### [Task objective]
Reproduce all the material exactly, minus any pictures it holds.

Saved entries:
------------------------------------------------

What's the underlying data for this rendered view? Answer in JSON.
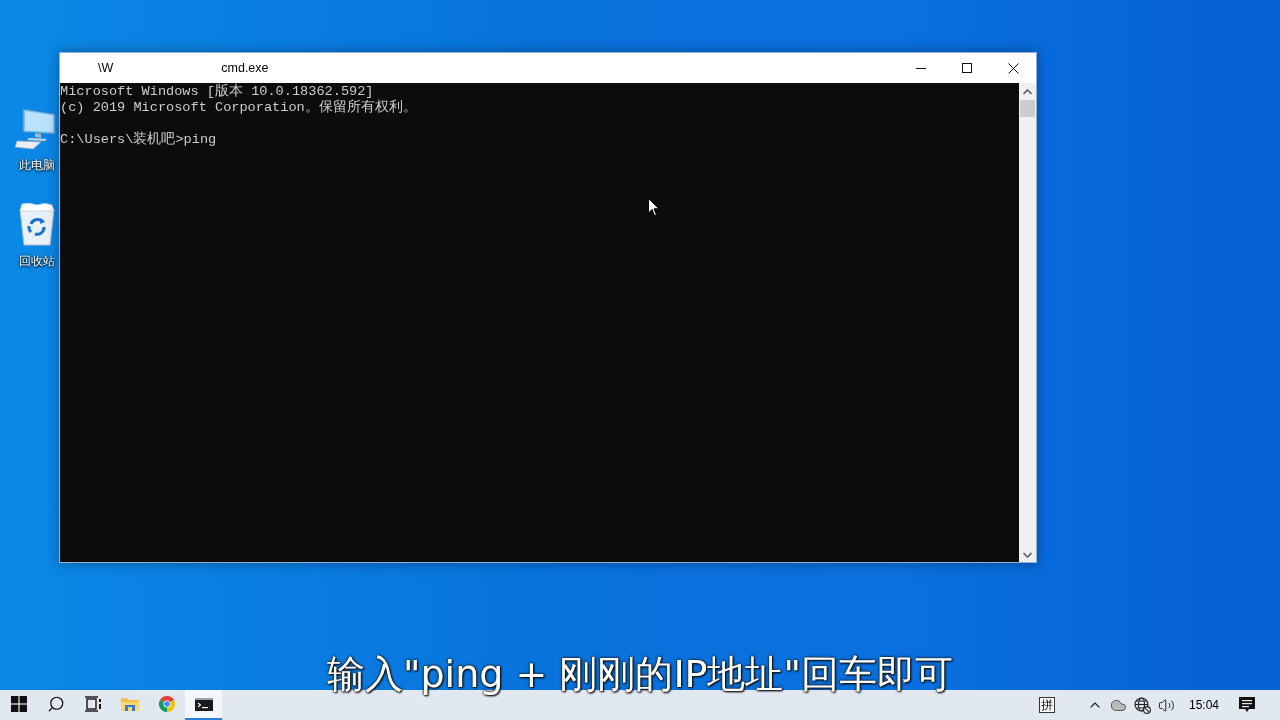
{
  "desktop": {
    "icons": [
      {
        "kind": "computer",
        "label": "此电脑"
      },
      {
        "kind": "recycle-bin",
        "label": "回收站"
      }
    ]
  },
  "window": {
    "title_fragments": [
      "\\W",
      "cmd.exe"
    ],
    "console": {
      "header_lines": [
        "Microsoft Windows [版本 10.0.18362.592]",
        "(c) 2019 Microsoft Corporation。保留所有权利。"
      ],
      "prompt_line": "C:\\Users\\装机吧>ping"
    }
  },
  "caption": "输入\"ping + 刚刚的IP地址\"回车即可",
  "taskbar": {
    "items": [
      {
        "kind": "start",
        "selected": false
      },
      {
        "kind": "search",
        "selected": false
      },
      {
        "kind": "task-view",
        "selected": false
      },
      {
        "kind": "file-explorer",
        "selected": false
      },
      {
        "kind": "browser",
        "selected": false
      },
      {
        "kind": "console",
        "selected": true
      }
    ],
    "tray": {
      "ime_indicator": "拼",
      "icons": [
        {
          "kind": "chevron"
        },
        {
          "kind": "cloud"
        },
        {
          "kind": "network"
        },
        {
          "kind": "volume"
        }
      ],
      "clock": "15:04"
    }
  }
}
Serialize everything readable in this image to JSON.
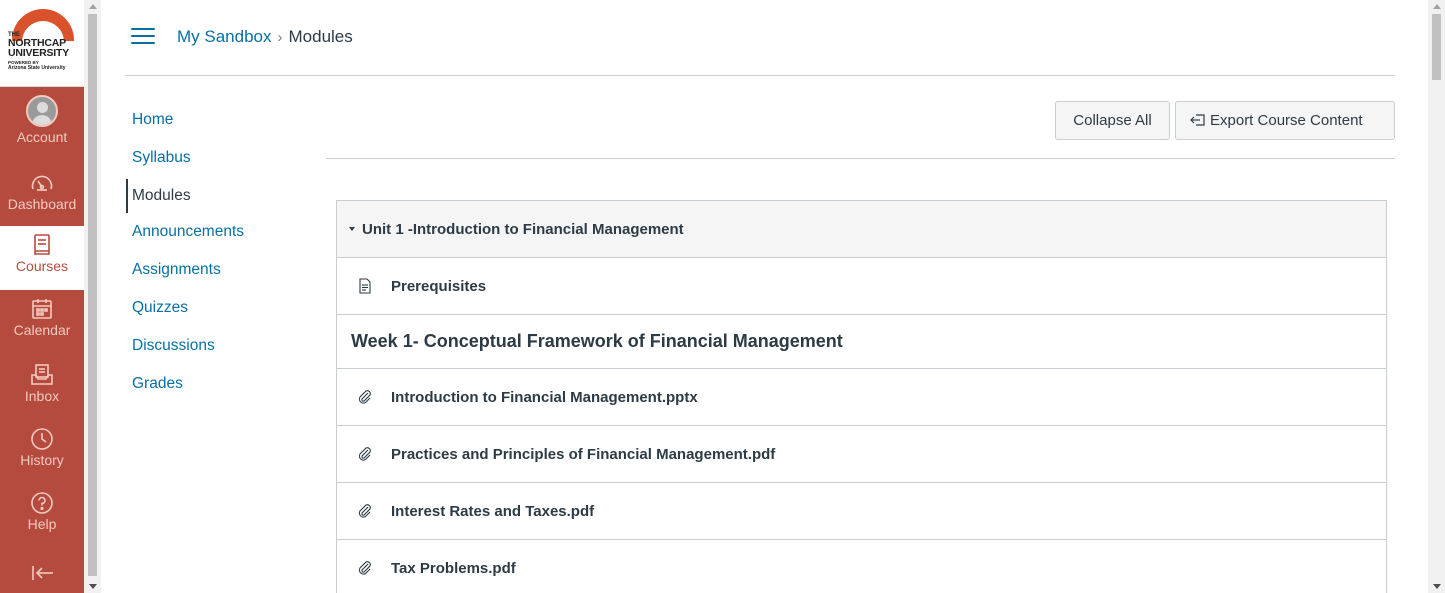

------------------------------------------------

### [Exercise result]
What's the underlying data for this rendered view? Answer in JSON.
{
  "desktop": {
    "icons": [
      {
        "kind": "computer",
        "label": "此电脑"
      },
      {
        "kind": "recycle-bin",
        "label": "回收站"
      }
    ]
  },
  "window": {
    "title_fragments": [
      "\\W",
      "cmd.exe"
    ],
    "console": {
      "header_lines": [
        "Microsoft Windows [版本 10.0.18362.592]",
        "(c) 2019 Microsoft Corporation。保留所有权利。"
      ],
      "prompt_line": "C:\\Users\\装机吧>ping"
    }
  },
  "caption": "输入\"ping + 刚刚的IP地址\"回车即可",
  "taskbar": {
    "items": [
      {
        "kind": "start",
        "selected": false
      },
      {
        "kind": "search",
        "selected": false
      },
      {
        "kind": "task-view",
        "selected": false
      },
      {
        "kind": "file-explorer",
        "selected": false
      },
      {
        "kind": "browser",
        "selected": false
      },
      {
        "kind": "console",
        "selected": true
      }
    ],
    "tray": {
      "ime_indicator": "拼",
      "icons": [
        {
          "kind": "chevron"
        },
        {
          "kind": "cloud"
        },
        {
          "kind": "network"
        },
        {
          "kind": "volume"
        }
      ],
      "clock": "15:04"
    }
  }
}
Serialize everything readable in this image to JSON.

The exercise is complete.